══ Text excerpt
We're Moving!

The Vertica Forum is moving to a new OpenText Analytics Database (Vertica) Community.

Join us there to post discussion topics, learn about

product releases, share tips, access the blog, and much more.

Create My New Community Account Now


Statistics for the epoch column — Vertica Forum

Statistics for the epoch column

yamakawayamakawa Vertica Customer

Thank you for all your help.

Premise

  • Currently we are loading Vertica tables using the COPY command.
    Vertica tables are reference only and not updated.
    (Deletion by truncate may be performed)

  • After the load process, use select analyze_statistics('public.table_name', 10);.

  • The WLA is automatically executed at 18:00 every day.

The phenomenon

When I checked today after my vacation, the following messages were output to Workload Analyzer.

analyze statistics on table column public.table_name.column_name

When I checked the details, I found that most of them were for the epoch column.

The statistics on table column public.table_name.column_name
Is it possible that the statistics of the epoch column are not retrieved by simply retrieving the statistics when the table is loaded?

I will try to retrieve the statistics again according to the Management Console.
If you know the cause of the output, please reply.

Answers

  • Jim_KnicelyJim_Knicely - Select Field - Administrator
    edited January 2021

    Pretty sure that Vertica does not collect stats on the Epoch columns in projections.

    The WLA rule is simply querying the dc_optimizer_events for PREDICATE OUTSIDE HISTOGRAM anf NO HISTOGRAM events.

    For it to report that you need analyze stats on the Epoch column, somone must be using the EPOCH column as a predicate?

    Example:

    dbadmin=> select time,
    dbadmin->        event_type as observation_description,
    dbadmin->        p.anchortable as table_id,
    dbadmin->        transaction_id, statement_id,
    dbadmin->        schemaname || '.' || anchortablename || '.' || pc.name as tuning_parameter,
    dbadmin->        'analyze statistics on table column '
    dbadmin->            || schemaname || '.' || anchortablename || '.' || pc.name as tuning_description,
    dbadmin->        'select ' || suggested_action as tuning_command,
    dbadmin->        'MEDIUM' as tuning_cost
    dbadmin-> from dc_optimizer_events dcoe, vs_projection_columns pc, vs_projections p
    dbadmin-> where (event_type = 'PREDICATE OUTSIDE HISTOGRAM' or event_type = 'NO HISTOGRAM')
════
══ Record extracts
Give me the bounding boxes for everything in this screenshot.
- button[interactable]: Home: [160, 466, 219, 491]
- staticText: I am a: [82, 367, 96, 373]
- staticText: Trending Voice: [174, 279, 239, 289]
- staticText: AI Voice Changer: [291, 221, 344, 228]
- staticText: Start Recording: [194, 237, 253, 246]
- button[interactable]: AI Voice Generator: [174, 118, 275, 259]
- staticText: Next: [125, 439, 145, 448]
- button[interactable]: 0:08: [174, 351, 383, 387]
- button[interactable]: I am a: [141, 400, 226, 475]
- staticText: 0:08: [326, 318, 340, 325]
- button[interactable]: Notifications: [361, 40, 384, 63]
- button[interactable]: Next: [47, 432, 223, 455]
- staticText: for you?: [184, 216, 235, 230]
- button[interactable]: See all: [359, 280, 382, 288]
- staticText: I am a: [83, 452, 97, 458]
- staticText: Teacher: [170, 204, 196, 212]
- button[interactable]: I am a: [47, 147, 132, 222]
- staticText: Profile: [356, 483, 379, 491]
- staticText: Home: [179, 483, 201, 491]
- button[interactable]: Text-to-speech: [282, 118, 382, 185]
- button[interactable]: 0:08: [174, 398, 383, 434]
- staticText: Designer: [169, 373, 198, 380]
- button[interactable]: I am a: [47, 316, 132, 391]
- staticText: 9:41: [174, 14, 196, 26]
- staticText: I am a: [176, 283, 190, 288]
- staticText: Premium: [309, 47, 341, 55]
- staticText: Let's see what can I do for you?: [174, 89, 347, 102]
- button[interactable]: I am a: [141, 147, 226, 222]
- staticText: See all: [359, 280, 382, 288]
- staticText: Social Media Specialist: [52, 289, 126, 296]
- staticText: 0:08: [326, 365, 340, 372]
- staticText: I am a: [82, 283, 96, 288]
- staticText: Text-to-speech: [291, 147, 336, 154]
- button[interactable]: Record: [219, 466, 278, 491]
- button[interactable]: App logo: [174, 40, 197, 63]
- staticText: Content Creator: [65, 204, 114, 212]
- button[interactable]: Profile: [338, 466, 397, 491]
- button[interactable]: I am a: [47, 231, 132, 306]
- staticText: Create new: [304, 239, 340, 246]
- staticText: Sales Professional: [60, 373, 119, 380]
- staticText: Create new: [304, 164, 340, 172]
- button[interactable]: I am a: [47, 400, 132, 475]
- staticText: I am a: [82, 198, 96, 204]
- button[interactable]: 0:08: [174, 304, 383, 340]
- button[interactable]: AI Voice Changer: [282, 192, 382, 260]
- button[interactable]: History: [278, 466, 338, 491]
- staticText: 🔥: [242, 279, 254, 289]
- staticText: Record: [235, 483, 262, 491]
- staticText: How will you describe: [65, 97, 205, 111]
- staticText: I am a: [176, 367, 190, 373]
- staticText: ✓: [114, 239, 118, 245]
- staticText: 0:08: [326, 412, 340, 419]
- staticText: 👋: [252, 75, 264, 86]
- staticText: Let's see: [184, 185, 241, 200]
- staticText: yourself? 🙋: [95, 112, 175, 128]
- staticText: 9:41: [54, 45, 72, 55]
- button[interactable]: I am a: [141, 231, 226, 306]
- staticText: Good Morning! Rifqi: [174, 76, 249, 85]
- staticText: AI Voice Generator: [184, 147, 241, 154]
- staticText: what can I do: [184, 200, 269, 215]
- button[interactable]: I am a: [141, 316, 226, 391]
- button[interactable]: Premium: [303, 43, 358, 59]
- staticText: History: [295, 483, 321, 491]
════
Problem details:
Rewrite the stretch of the epoch column statistics thread from "analyze statistics on table column public.table_name.column_name" through "output, please reply.", putting "Workload Analyzer" in place of "Management Console". The data above is separate from the epoch column statistics thread.

Written response:
analyze statistics on table column public.table_name.column_name

When I checked the details, I found that most of them were for the epoch column.

The statistics on table column public.table_name.column_name
Is it possible that the statistics of the epoch column are not retrieved by simply retrieving the statistics when the table is loaded?

I will try to retrieve the statistics again according to the Workload Analyzer.
If you know the cause of the output, please reply.